BEGIN DATASET ENTRIES

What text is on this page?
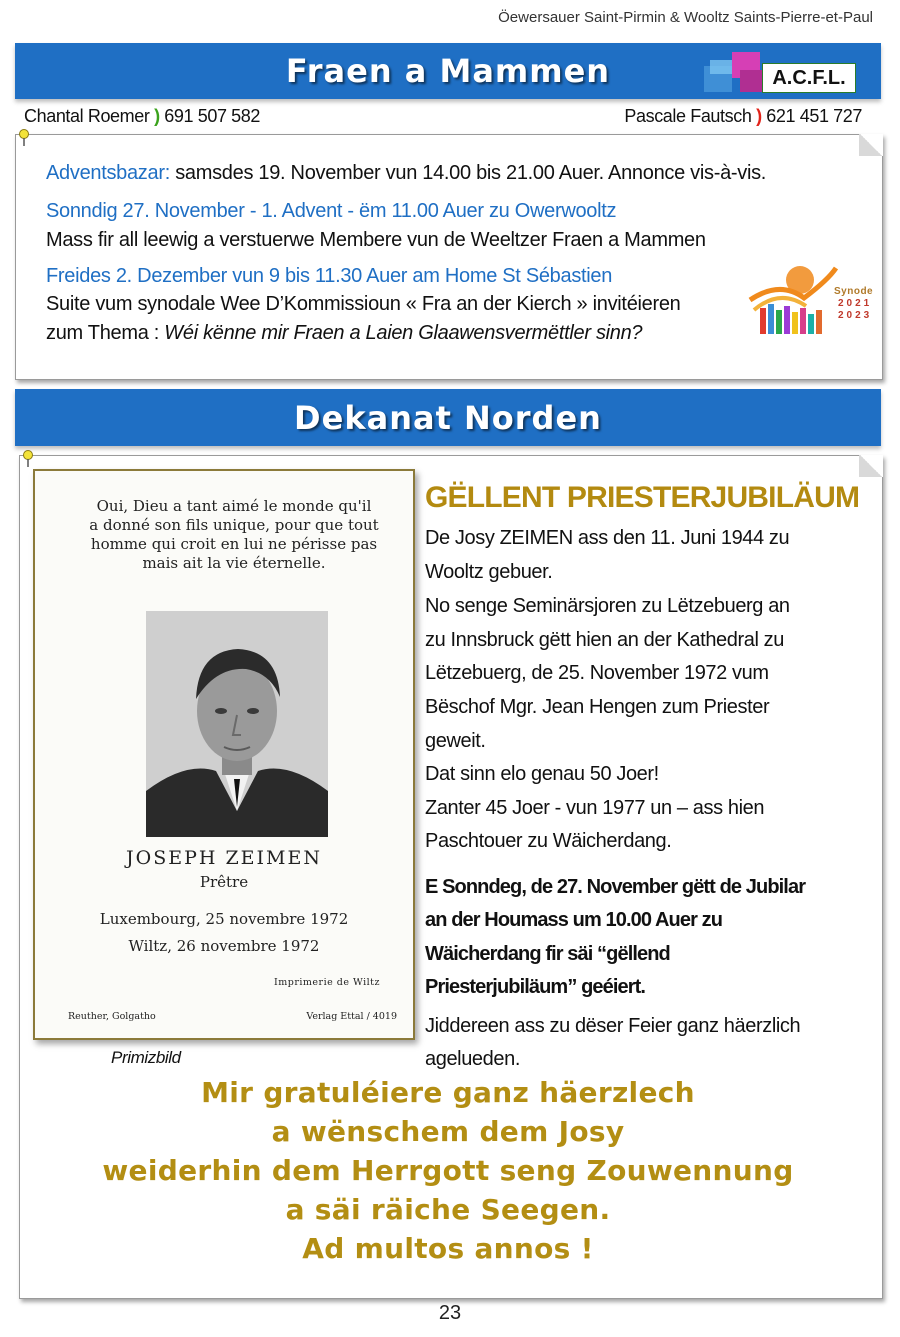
Öewersauer Saint-Pirmin & Wooltz Saints-Pierre-et-Paul
Fraen a Mammen	A.C.F.L.
Chantal Roemer ) 691 507 582	Pascale Fautsch ) 621 451 727
Adventsbazar: samsdes 19. November vun 14.00 bis 21.00 Auer. Annonce vis-à-vis.
Sonndig 27. November - 1. Advent - ëm 11.00 Auer zu Owerwooltz
Mass fir all leewig a verstuerwe Membere vun de Weeltzer Fraen a Mammen
Freides 2. Dezember vun 9 bis 11.30 Auer am Home St Sébastien
Suite vum synodale Wee D’Kommissioun « Fra an der Kierch » invitéieren
zum Thema : Wéi kënne mir Fraen a Laien Glaawensvermëttler sinn?
Synode
2021
2023
Dekanat Norden
Oui, Dieu a tant aimé le monde qu'il
a donné son fils unique, pour que tout
homme qui croit en lui ne périsse pas
mais ait la vie éternelle.
JOSEPH ZEIMEN
Prêtre
Luxembourg, 25 novembre 1972
Wiltz, 26 novembre 1972
Imprimerie de Wiltz
Reuther, Golgatho	Verlag Ettal / 4019
Primizbild
GËLLENT PRIESTERJUBILÄUM
De Josy ZEIMEN ass den 11. Juni 1944 zu
Wooltz gebuer.
No senge Seminärsjoren zu Lëtzebuerg an
zu Innsbruck gëtt hien an der Kathedral zu
Lëtzebuerg, de 25. November 1972 vum
Bëschof Mgr. Jean Hengen zum Priester
geweit.
Dat sinn elo genau 50 Joer!
Zanter 45 Joer - vun 1977 un – ass hien
Paschtouer zu Wäicherdang.
E Sonndeg, de 27. November gëtt de Jubilar
an der Houmass um 10.00 Auer zu
Wäicherdang fir säi “gëllend
Priesterjubiläum” geéiert.
Jiddereen ass zu dëser Feier ganz häerzlich
agelueden.
Mir gratuléiere ganz häerzlech
a wënschem dem Josy
weiderhin dem Herrgott seng Zouwennung
a säi räiche Seegen.
Ad multos annos !
23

END DATASET ENTRIES

> **GIVEN PROBLEM**: Copy the listing word for word, excluding its pictures.

> **RESPONSE**:
What text is on this page?
Öewersauer Saint-Pirmin & Wooltz Saints-Pierre-et-Paul
Fraen a Mammen	A.C.F.L.
Chantal Roemer ) 691 507 582	Pascale Fautsch ) 621 451 727
Adventsbazar: samsdes 19. November vun 14.00 bis 21.00 Auer. Annonce vis-à-vis.
Sonndig 27. November - 1. Advent - ëm 11.00 Auer zu Owerwooltz
Mass fir all leewig a verstuerwe Membere vun de Weeltzer Fraen a Mammen
Freides 2. Dezember vun 9 bis 11.30 Auer am Home St Sébastien
Suite vum synodale Wee D’Kommissioun « Fra an der Kierch » invitéieren
zum Thema : Wéi kënne mir Fraen a Laien Glaawensvermëttler sinn?
Synode
2021
2023
Dekanat Norden
Oui, Dieu a tant aimé le monde qu'il
a donné son fils unique, pour que tout
homme qui croit en lui ne périsse pas
mais ait la vie éternelle.
JOSEPH ZEIMEN
Prêtre
Luxembourg, 25 novembre 1972
Wiltz, 26 novembre 1972
Imprimerie de Wiltz
Reuther, Golgatho	Verlag Ettal / 4019
Primizbild
GËLLENT PRIESTERJUBILÄUM
De Josy ZEIMEN ass den 11. Juni 1944 zu
Wooltz gebuer.
No senge Seminärsjoren zu Lëtzebuerg an
zu Innsbruck gëtt hien an der Kathedral zu
Lëtzebuerg, de 25. November 1972 vum
Bëschof Mgr. Jean Hengen zum Priester
geweit.
Dat sinn elo genau 50 Joer!
Zanter 45 Joer - vun 1977 un – ass hien
Paschtouer zu Wäicherdang.
E Sonndeg, de 27. November gëtt de Jubilar
an der Houmass um 10.00 Auer zu
Wäicherdang fir säi “gëllend
Priesterjubiläum” geéiert.
Jiddereen ass zu dëser Feier ganz häerzlich
agelueden.
Mir gratuléiere ganz häerzlech
a wënschem dem Josy
weiderhin dem Herrgott seng Zouwennung
a säi räiche Seegen.
Ad multos annos !
23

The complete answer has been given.